• [EXERCISE TASK]:
Below are records. Copy every line with "link" in it.
-- START OF INFORMATION GIVEN --
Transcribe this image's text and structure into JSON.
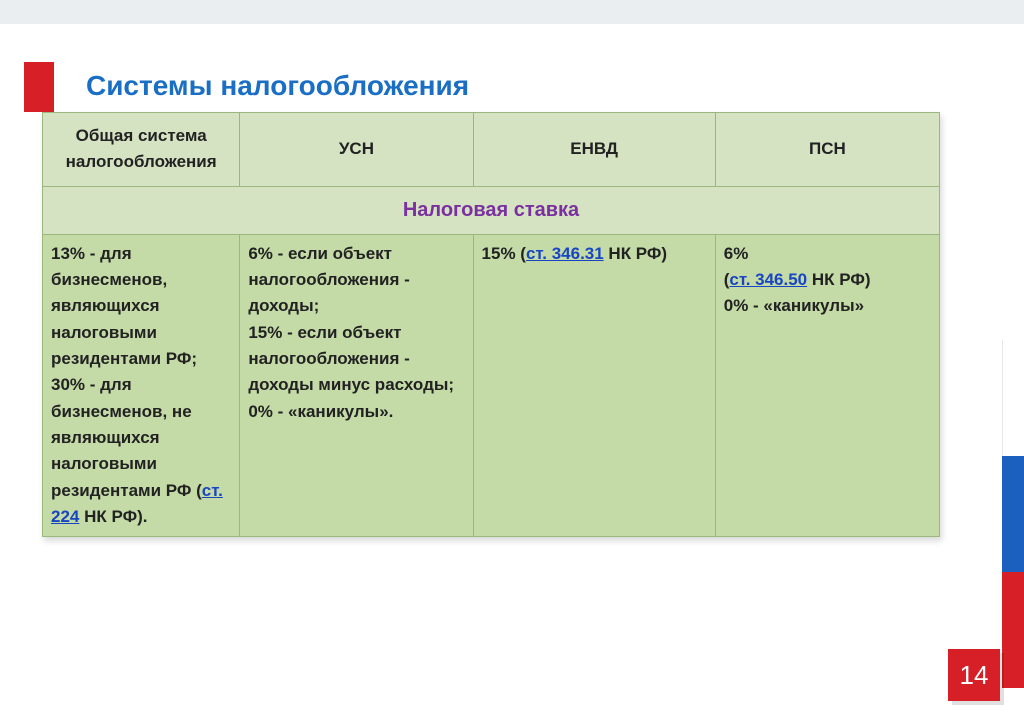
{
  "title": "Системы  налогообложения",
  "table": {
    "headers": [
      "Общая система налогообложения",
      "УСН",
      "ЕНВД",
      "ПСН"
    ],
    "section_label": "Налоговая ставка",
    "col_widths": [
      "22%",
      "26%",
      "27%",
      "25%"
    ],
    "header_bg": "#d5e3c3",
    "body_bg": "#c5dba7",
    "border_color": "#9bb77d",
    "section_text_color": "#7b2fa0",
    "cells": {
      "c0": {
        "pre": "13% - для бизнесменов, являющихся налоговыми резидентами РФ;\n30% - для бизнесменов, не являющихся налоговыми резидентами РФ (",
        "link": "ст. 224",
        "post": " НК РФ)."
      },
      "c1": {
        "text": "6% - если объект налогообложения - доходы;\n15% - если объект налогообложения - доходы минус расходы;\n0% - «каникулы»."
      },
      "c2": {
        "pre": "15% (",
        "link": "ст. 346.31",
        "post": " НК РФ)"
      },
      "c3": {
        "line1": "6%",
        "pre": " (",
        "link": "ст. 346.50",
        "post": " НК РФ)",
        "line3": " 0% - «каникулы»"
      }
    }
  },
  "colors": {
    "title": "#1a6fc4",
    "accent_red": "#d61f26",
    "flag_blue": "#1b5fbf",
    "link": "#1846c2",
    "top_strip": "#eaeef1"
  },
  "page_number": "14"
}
-- END OF INFORMATION GIVEN --
-- START OF INFORMATION GIVEN --
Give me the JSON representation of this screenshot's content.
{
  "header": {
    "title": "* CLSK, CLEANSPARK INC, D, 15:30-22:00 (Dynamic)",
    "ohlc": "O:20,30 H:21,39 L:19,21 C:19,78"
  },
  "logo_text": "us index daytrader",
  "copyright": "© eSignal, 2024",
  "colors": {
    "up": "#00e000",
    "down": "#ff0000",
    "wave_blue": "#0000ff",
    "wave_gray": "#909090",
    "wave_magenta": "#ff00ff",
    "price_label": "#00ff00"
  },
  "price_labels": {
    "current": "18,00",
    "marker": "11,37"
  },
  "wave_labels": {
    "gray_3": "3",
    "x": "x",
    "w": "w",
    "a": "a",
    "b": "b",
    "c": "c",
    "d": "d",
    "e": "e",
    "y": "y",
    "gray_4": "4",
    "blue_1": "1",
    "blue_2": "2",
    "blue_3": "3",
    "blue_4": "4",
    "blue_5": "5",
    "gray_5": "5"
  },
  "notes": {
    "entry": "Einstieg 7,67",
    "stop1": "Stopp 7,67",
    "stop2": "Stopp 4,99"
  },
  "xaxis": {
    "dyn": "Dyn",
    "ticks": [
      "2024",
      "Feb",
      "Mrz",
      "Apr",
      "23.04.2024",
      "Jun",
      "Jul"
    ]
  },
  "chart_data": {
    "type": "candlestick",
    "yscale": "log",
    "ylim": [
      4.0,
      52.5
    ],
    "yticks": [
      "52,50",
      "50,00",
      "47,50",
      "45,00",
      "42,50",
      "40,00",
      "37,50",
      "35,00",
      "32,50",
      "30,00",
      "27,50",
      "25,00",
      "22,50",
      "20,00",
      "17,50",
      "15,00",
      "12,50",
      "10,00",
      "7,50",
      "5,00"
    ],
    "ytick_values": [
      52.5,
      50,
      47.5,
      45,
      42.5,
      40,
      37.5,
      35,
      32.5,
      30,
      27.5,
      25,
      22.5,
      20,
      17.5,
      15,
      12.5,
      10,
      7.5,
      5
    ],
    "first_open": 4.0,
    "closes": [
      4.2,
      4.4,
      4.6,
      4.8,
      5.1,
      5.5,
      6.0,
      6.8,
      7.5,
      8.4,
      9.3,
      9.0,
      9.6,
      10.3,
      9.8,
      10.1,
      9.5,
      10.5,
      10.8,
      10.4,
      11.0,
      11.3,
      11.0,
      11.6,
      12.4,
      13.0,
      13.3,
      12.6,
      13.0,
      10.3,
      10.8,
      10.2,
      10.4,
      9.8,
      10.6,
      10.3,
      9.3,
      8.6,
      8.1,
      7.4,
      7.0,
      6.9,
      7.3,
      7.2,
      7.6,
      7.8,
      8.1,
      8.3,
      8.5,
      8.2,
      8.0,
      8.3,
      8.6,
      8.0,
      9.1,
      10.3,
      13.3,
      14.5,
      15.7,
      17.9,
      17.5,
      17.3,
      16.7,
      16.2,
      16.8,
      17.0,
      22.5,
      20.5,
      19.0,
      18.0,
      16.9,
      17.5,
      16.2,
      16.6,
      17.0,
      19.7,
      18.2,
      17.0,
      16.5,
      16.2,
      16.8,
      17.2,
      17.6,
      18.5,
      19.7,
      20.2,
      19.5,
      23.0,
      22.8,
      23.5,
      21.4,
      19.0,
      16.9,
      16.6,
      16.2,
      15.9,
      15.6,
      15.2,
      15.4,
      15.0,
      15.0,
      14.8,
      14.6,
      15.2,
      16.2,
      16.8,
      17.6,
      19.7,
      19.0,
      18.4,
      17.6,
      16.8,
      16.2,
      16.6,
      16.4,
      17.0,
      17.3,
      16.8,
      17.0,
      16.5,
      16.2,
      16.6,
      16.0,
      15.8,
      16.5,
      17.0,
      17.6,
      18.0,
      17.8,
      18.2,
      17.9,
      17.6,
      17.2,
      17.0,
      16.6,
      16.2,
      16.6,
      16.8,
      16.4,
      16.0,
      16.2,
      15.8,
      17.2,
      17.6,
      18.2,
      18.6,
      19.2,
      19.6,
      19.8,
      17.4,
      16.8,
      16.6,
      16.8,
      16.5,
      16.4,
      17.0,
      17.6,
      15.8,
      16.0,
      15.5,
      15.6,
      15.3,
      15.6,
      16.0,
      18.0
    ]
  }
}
-- END OF INFORMATION GIVEN --
• [SOLUTION TO THIS PROBLEM]:
        "link": "ст. 224",
        "link": "ст. 346.31",
        "link": "ст. 346.50",
    "link": "#1846c2",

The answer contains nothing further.